● **TASK TO CARRY OUT**
Extract every line of the material below and reproduce it faithfully.

● **TASK INPUT**

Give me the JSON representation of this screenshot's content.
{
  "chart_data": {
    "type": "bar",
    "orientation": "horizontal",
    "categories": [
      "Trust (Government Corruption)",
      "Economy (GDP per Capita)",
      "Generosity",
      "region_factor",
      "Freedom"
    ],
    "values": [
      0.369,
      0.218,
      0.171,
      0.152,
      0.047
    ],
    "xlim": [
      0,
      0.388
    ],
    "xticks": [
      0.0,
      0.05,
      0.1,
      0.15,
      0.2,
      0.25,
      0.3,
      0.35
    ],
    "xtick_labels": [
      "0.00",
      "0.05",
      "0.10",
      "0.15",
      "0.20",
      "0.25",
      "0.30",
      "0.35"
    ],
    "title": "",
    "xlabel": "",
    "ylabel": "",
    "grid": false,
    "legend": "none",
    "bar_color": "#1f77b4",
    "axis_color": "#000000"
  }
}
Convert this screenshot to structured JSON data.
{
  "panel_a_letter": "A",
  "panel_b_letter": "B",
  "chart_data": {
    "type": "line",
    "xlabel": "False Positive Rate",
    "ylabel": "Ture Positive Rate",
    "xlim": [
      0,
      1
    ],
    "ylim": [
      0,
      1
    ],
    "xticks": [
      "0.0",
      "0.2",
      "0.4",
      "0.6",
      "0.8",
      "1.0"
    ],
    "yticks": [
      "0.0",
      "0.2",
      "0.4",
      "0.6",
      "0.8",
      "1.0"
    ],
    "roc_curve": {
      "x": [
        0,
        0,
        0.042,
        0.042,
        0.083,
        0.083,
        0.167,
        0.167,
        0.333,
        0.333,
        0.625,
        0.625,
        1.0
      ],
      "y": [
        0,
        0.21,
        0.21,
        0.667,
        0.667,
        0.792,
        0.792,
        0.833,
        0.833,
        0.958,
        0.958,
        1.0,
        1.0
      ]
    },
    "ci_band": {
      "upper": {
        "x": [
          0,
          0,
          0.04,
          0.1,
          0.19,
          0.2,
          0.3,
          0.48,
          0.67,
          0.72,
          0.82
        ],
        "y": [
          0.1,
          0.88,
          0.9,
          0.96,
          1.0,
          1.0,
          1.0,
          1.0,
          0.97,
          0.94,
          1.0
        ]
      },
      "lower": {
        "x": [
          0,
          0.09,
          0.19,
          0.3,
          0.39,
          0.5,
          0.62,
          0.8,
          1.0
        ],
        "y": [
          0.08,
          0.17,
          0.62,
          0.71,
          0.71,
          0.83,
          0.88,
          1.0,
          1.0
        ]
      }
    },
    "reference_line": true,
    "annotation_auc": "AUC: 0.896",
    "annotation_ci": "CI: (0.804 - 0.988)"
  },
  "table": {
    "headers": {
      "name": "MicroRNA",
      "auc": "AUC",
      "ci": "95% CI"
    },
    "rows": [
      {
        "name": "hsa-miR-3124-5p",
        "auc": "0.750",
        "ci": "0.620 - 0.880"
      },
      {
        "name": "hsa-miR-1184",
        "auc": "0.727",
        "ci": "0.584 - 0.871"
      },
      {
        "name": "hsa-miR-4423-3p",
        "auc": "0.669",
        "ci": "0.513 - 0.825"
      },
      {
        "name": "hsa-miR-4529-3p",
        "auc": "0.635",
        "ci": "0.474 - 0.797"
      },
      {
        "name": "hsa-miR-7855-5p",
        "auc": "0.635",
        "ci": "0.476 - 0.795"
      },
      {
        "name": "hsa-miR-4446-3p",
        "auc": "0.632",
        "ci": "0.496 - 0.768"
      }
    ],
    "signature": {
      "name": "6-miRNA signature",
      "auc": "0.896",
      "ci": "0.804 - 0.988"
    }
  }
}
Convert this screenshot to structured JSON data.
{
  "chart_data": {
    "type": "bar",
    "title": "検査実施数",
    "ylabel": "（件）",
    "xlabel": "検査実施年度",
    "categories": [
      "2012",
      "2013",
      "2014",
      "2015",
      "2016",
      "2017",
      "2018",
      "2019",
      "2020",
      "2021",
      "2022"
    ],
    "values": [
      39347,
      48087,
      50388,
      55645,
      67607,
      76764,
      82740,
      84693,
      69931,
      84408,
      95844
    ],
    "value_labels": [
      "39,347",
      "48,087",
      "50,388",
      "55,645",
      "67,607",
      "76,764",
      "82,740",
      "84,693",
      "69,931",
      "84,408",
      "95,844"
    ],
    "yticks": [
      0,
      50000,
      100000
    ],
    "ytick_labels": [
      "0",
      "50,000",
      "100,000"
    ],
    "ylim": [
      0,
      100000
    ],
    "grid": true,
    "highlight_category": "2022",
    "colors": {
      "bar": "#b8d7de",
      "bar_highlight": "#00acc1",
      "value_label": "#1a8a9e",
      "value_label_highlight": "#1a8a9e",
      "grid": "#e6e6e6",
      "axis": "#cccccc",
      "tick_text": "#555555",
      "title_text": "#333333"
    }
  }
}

● **PROBLEM SOLUTION**
Give me the JSON representation of this screenshot's content.
{
  "chart_data": {
    "type": "bar",
    "orientation": "horizontal",
    "categories": [
      "Trust (Government Corruption)",
      "Economy (GDP per Capita)",
      "Generosity",
      "region_factor",
      "Freedom"
    ],
    "values": [
      0.369,
      0.218,
      0.171,
      0.152,
      0.047
    ],
    "xlim": [
      0,
      0.388
    ],
    "xticks": [
      0.0,
      0.05,
      0.1,
      0.15,
      0.2,
      0.25,
      0.3,
      0.35
    ],
    "xtick_labels": [
      "0.00",
      "0.05",
      "0.10",
      "0.15",
      "0.20",
      "0.25",
      "0.30",
      "0.35"
    ],
    "title": "",
    "xlabel": "",
    "ylabel": "",
    "grid": false,
    "legend": "none",
    "bar_color": "#1f77b4",
    "axis_color": "#000000"
  }
}
Convert this screenshot to structured JSON data.
{
  "panel_a_letter": "A",
  "panel_b_letter": "B",
  "chart_data": {
    "type": "line",
    "xlabel": "False Positive Rate",
    "ylabel": "Ture Positive Rate",
    "xlim": [
      0,
      1
    ],
    "ylim": [
      0,
      1
    ],
    "xticks": [
      "0.0",
      "0.2",
      "0.4",
      "0.6",
      "0.8",
      "1.0"
    ],
    "yticks": [
      "0.0",
      "0.2",
      "0.4",
      "0.6",
      "0.8",
      "1.0"
    ],
    "roc_curve": {
      "x": [
        0,
        0,
        0.042,
        0.042,
        0.083,
        0.083,
        0.167,
        0.167,
        0.333,
        0.333,
        0.625,
        0.625,
        1.0
      ],
      "y": [
        0,
        0.21,
        0.21,
        0.667,
        0.667,
        0.792,
        0.792,
        0.833,
        0.833,
        0.958,
        0.958,
        1.0,
        1.0
      ]
    },
    "ci_band": {
      "upper": {
        "x": [
          0,
          0,
          0.04,
          0.1,
          0.19,
          0.2,
          0.3,
          0.48,
          0.67,
          0.72,
          0.82
        ],
        "y": [
          0.1,
          0.88,
          0.9,
          0.96,
          1.0,
          1.0,
          1.0,
          1.0,
          0.97,
          0.94,
          1.0
        ]
      },
      "lower": {
        "x": [
          0,
          0.09,
          0.19,
          0.3,
          0.39,
          0.5,
          0.62,
          0.8,
          1.0
        ],
        "y": [
          0.08,
          0.17,
          0.62,
          0.71,
          0.71,
          0.83,
          0.88,
          1.0,
          1.0
        ]
      }
    },
    "reference_line": true,
    "annotation_auc": "AUC: 0.896",
    "annotation_ci": "CI: (0.804 - 0.988)"
  },
  "table": {
    "headers": {
      "name": "MicroRNA",
      "auc": "AUC",
      "ci": "95% CI"
    },
    "rows": [
      {
        "name": "hsa-miR-3124-5p",
        "auc": "0.750",
        "ci": "0.620 - 0.880"
      },
      {
        "name": "hsa-miR-1184",
        "auc": "0.727",
        "ci": "0.584 - 0.871"
      },
      {
        "name": "hsa-miR-4423-3p",
        "auc": "0.669",
        "ci": "0.513 - 0.825"
      },
      {
        "name": "hsa-miR-4529-3p",
        "auc": "0.635",
        "ci": "0.474 - 0.797"
      },
      {
        "name": "hsa-miR-7855-5p",
        "auc": "0.635",
        "ci": "0.476 - 0.795"
      },
      {
        "name": "hsa-miR-4446-3p",
        "auc": "0.632",
        "ci": "0.496 - 0.768"
      }
    ],
    "signature": {
      "name": "6-miRNA signature",
      "auc": "0.896",
      "ci": "0.804 - 0.988"
    }
  }
}
Convert this screenshot to structured JSON data.
{
  "chart_data": {
    "type": "bar",
    "title": "検査実施数",
    "ylabel": "（件）",
    "xlabel": "検査実施年度",
    "categories": [
      "2012",
      "2013",
      "2014",
      "2015",
      "2016",
      "2017",
      "2018",
      "2019",
      "2020",
      "2021",
      "2022"
    ],
    "values": [
      39347,
      48087,
      50388,
      55645,
      67607,
      76764,
      82740,
      84693,
      69931,
      84408,
      95844
    ],
    "value_labels": [
      "39,347",
      "48,087",
      "50,388",
      "55,645",
      "67,607",
      "76,764",
      "82,740",
      "84,693",
      "69,931",
      "84,408",
      "95,844"
    ],
    "yticks": [
      0,
      50000,
      100000
    ],
    "ytick_labels": [
      "0",
      "50,000",
      "100,000"
    ],
    "ylim": [
      0,
      100000
    ],
    "grid": true,
    "highlight_category": "2022",
    "colors": {
      "bar": "#b8d7de",
      "bar_highlight": "#00acc1",
      "value_label": "#1a8a9e",
      "value_label_highlight": "#1a8a9e",
      "grid": "#e6e6e6",
      "axis": "#cccccc",
      "tick_text": "#555555",
      "title_text": "#333333"
    }
  }
}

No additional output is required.